> [THE PROBLEM]: Rewrite the listing below with every occurrence of "legend-swatch" replaced by "legend-marker", leaving everything else the same.
>>>
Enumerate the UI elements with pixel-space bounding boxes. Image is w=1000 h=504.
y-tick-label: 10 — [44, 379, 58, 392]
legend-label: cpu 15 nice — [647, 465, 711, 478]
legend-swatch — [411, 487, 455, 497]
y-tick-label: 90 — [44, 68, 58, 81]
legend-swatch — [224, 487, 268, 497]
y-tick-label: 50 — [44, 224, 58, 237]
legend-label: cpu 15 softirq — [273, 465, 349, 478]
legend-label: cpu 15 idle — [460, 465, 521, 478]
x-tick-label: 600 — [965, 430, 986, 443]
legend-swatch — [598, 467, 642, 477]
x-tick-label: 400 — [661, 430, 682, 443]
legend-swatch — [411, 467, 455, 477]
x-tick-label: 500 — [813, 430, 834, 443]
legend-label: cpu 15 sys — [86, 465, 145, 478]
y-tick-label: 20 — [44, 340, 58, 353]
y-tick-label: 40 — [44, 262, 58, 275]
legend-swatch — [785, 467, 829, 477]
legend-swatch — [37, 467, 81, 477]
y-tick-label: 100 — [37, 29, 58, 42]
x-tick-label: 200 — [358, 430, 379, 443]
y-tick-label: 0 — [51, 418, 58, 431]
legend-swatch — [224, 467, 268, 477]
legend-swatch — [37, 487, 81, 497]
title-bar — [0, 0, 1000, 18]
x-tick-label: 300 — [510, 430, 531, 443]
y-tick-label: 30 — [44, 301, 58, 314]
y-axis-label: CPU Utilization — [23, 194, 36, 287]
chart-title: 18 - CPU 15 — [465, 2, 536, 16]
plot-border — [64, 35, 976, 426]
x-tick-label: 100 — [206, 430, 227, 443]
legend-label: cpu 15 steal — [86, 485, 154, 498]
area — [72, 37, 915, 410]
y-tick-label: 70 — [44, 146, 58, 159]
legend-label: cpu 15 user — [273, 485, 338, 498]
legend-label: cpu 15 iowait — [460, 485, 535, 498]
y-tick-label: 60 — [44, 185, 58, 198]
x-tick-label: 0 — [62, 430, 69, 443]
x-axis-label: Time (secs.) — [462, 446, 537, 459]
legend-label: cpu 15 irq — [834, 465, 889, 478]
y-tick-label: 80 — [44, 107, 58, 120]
<<<
> [OUTPUT OF THE EXERCISE]:
Enumerate the UI elements with pixel-space bounding boxes. Image is w=1000 h=504.
y-tick-label: 10 — [44, 379, 58, 392]
legend-label: cpu 15 nice — [647, 465, 711, 478]
legend-marker — [411, 487, 455, 497]
y-tick-label: 90 — [44, 68, 58, 81]
legend-marker — [224, 487, 268, 497]
y-tick-label: 50 — [44, 224, 58, 237]
legend-label: cpu 15 softirq — [273, 465, 349, 478]
legend-label: cpu 15 idle — [460, 465, 521, 478]
x-tick-label: 600 — [965, 430, 986, 443]
legend-marker — [598, 467, 642, 477]
x-tick-label: 400 — [661, 430, 682, 443]
legend-marker — [411, 467, 455, 477]
x-tick-label: 500 — [813, 430, 834, 443]
legend-label: cpu 15 sys — [86, 465, 145, 478]
y-tick-label: 20 — [44, 340, 58, 353]
y-tick-label: 40 — [44, 262, 58, 275]
legend-marker — [785, 467, 829, 477]
legend-marker — [37, 467, 81, 477]
y-tick-label: 100 — [37, 29, 58, 42]
x-tick-label: 200 — [358, 430, 379, 443]
y-tick-label: 0 — [51, 418, 58, 431]
legend-marker — [224, 467, 268, 477]
legend-marker — [37, 487, 81, 497]
title-bar — [0, 0, 1000, 18]
x-tick-label: 300 — [510, 430, 531, 443]
y-tick-label: 30 — [44, 301, 58, 314]
y-axis-label: CPU Utilization — [23, 194, 36, 287]
chart-title: 18 - CPU 15 — [465, 2, 536, 16]
plot-border — [64, 35, 976, 426]
x-tick-label: 100 — [206, 430, 227, 443]
legend-label: cpu 15 steal — [86, 485, 154, 498]
area — [72, 37, 915, 410]
y-tick-label: 70 — [44, 146, 58, 159]
legend-label: cpu 15 user — [273, 485, 338, 498]
legend-label: cpu 15 iowait — [460, 485, 535, 498]
y-tick-label: 60 — [44, 185, 58, 198]
x-tick-label: 0 — [62, 430, 69, 443]
x-axis-label: Time (secs.) — [462, 446, 537, 459]
legend-label: cpu 15 irq — [834, 465, 889, 478]
y-tick-label: 80 — [44, 107, 58, 120]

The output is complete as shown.